Problem to solve:
Images are excluded; otherwise, output every record exactly.

Records for this exercise:
** begin **

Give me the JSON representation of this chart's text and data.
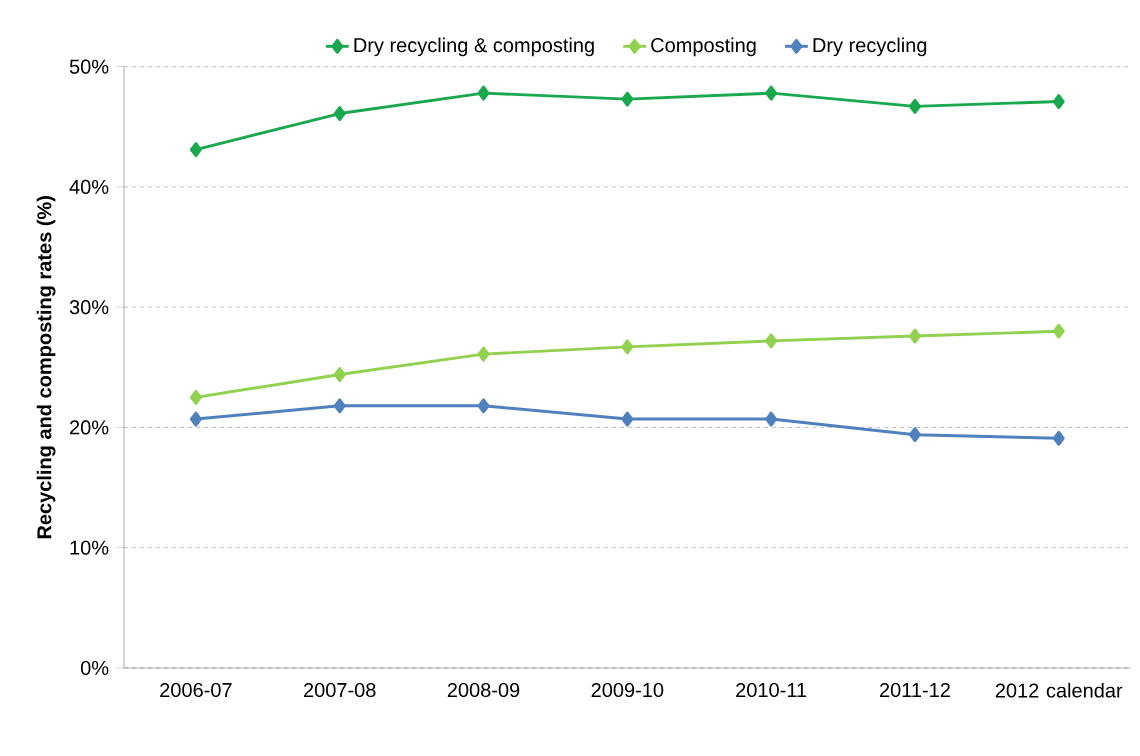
{
  "chart_data": {
    "type": "line",
    "ylabel": "Recycling and composting rates (%)",
    "categories": [
      "2006-07",
      "2007-08",
      "2008-09",
      "2009-10",
      "2010-11",
      "2011-12",
      "2012 calendar"
    ],
    "series": [
      {
        "name": "Dry recycling & composting",
        "color": "#1aa84f",
        "values": [
          43.1,
          46.1,
          47.8,
          47.3,
          47.8,
          46.7,
          47.1
        ]
      },
      {
        "name": "Composting",
        "color": "#92d050",
        "values": [
          22.5,
          24.4,
          26.1,
          26.7,
          27.2,
          27.6,
          28.0
        ]
      },
      {
        "name": "Dry recycling",
        "color": "#4f81bd",
        "values": [
          20.7,
          21.8,
          21.8,
          20.7,
          20.7,
          19.4,
          19.1
        ]
      }
    ],
    "ylim": [
      0,
      50
    ],
    "yticks": [
      {
        "value": 0,
        "label": "0%"
      },
      {
        "value": 10,
        "label": "10%"
      },
      {
        "value": 20,
        "label": "20%"
      },
      {
        "value": 30,
        "label": "30%"
      },
      {
        "value": 40,
        "label": "40%"
      },
      {
        "value": 50,
        "label": "50%"
      }
    ],
    "grid": "y",
    "legend": "top",
    "marker": "diamond",
    "line_style": "solid"
  }
}
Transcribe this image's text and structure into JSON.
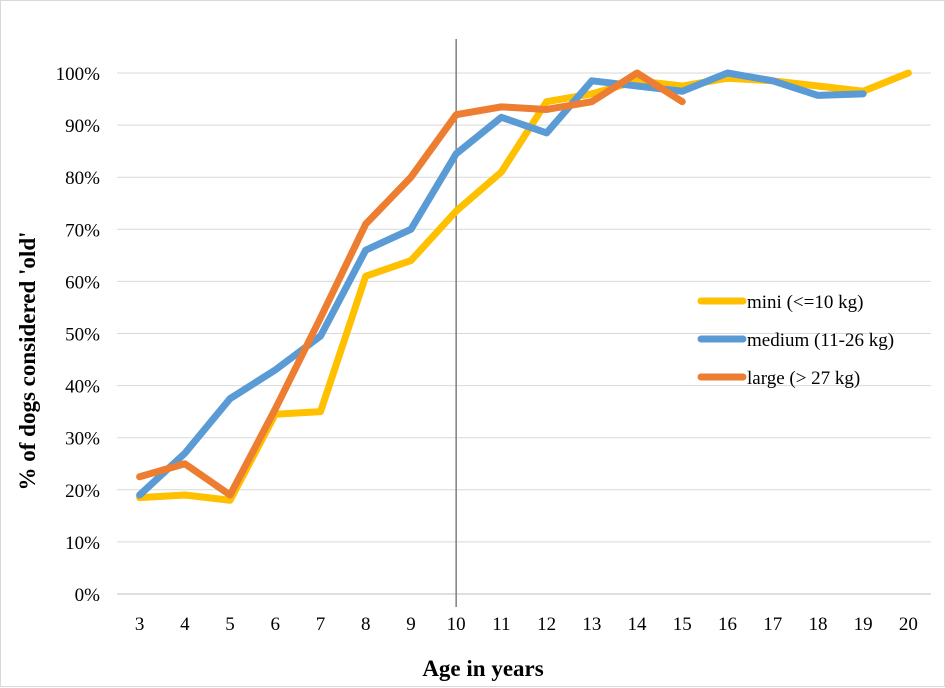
{
  "chart_data": {
    "type": "line",
    "title": "",
    "xlabel": "Age in years",
    "ylabel": "% of dogs considered 'old'",
    "ylim": [
      0,
      1
    ],
    "y_ticks": [
      "0%",
      "10%",
      "20%",
      "30%",
      "40%",
      "50%",
      "60%",
      "70%",
      "80%",
      "90%",
      "100%"
    ],
    "categories": [
      "3",
      "4",
      "5",
      "6",
      "7",
      "8",
      "9",
      "10",
      "11",
      "12",
      "13",
      "14",
      "15",
      "16",
      "17",
      "18",
      "19",
      "20"
    ],
    "grid": true,
    "legend_position": "right",
    "reference_line": "10",
    "series": [
      {
        "name": "mini (<=10 kg)",
        "color": "#FFC000",
        "values": [
          0.185,
          0.19,
          0.18,
          0.345,
          0.35,
          0.61,
          0.64,
          0.735,
          0.81,
          0.945,
          0.96,
          0.985,
          0.975,
          0.99,
          0.985,
          0.975,
          0.965,
          1.0
        ]
      },
      {
        "name": "medium (11-26 kg)",
        "color": "#5B9BD5",
        "values": [
          0.19,
          0.27,
          0.375,
          0.43,
          0.495,
          0.66,
          0.7,
          0.845,
          0.915,
          0.885,
          0.985,
          0.975,
          0.965,
          1.0,
          0.985,
          0.957,
          0.96,
          null
        ]
      },
      {
        "name": "large (> 27 kg)",
        "color": "#ED7D31",
        "values": [
          0.225,
          0.25,
          0.19,
          0.355,
          0.53,
          0.71,
          0.8,
          0.92,
          0.935,
          0.93,
          0.945,
          1.0,
          0.945,
          null,
          null,
          null,
          null,
          null
        ]
      }
    ]
  }
}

** end **

Finished exercise:
Give me the JSON representation of this chart's text and data.
{
  "chart_data": {
    "type": "line",
    "ylabel": "Recycling and composting rates (%)",
    "categories": [
      "2006-07",
      "2007-08",
      "2008-09",
      "2009-10",
      "2010-11",
      "2011-12",
      "2012 calendar"
    ],
    "series": [
      {
        "name": "Dry recycling & composting",
        "color": "#1aa84f",
        "values": [
          43.1,
          46.1,
          47.8,
          47.3,
          47.8,
          46.7,
          47.1
        ]
      },
      {
        "name": "Composting",
        "color": "#92d050",
        "values": [
          22.5,
          24.4,
          26.1,
          26.7,
          27.2,
          27.6,
          28.0
        ]
      },
      {
        "name": "Dry recycling",
        "color": "#4f81bd",
        "values": [
          20.7,
          21.8,
          21.8,
          20.7,
          20.7,
          19.4,
          19.1
        ]
      }
    ],
    "ylim": [
      0,
      50
    ],
    "yticks": [
      {
        "value": 0,
        "label": "0%"
      },
      {
        "value": 10,
        "label": "10%"
      },
      {
        "value": 20,
        "label": "20%"
      },
      {
        "value": 30,
        "label": "30%"
      },
      {
        "value": 40,
        "label": "40%"
      },
      {
        "value": 50,
        "label": "50%"
      }
    ],
    "grid": "y",
    "legend": "top",
    "marker": "diamond",
    "line_style": "solid"
  }
}
Transcribe this image's text and structure into JSON.
{
  "chart_data": {
    "type": "line",
    "title": "",
    "xlabel": "Age in years",
    "ylabel": "% of dogs considered 'old'",
    "ylim": [
      0,
      1
    ],
    "y_ticks": [
      "0%",
      "10%",
      "20%",
      "30%",
      "40%",
      "50%",
      "60%",
      "70%",
      "80%",
      "90%",
      "100%"
    ],
    "categories": [
      "3",
      "4",
      "5",
      "6",
      "7",
      "8",
      "9",
      "10",
      "11",
      "12",
      "13",
      "14",
      "15",
      "16",
      "17",
      "18",
      "19",
      "20"
    ],
    "grid": true,
    "legend_position": "right",
    "reference_line": "10",
    "series": [
      {
        "name": "mini (<=10 kg)",
        "color": "#FFC000",
        "values": [
          0.185,
          0.19,
          0.18,
          0.345,
          0.35,
          0.61,
          0.64,
          0.735,
          0.81,
          0.945,
          0.96,
          0.985,
          0.975,
          0.99,
          0.985,
          0.975,
          0.965,
          1.0
        ]
      },
      {
        "name": "medium (11-26 kg)",
        "color": "#5B9BD5",
        "values": [
          0.19,
          0.27,
          0.375,
          0.43,
          0.495,
          0.66,
          0.7,
          0.845,
          0.915,
          0.885,
          0.985,
          0.975,
          0.965,
          1.0,
          0.985,
          0.957,
          0.96,
          null
        ]
      },
      {
        "name": "large (> 27 kg)",
        "color": "#ED7D31",
        "values": [
          0.225,
          0.25,
          0.19,
          0.355,
          0.53,
          0.71,
          0.8,
          0.92,
          0.935,
          0.93,
          0.945,
          1.0,
          0.945,
          null,
          null,
          null,
          null,
          null
        ]
      }
    ]
  }
}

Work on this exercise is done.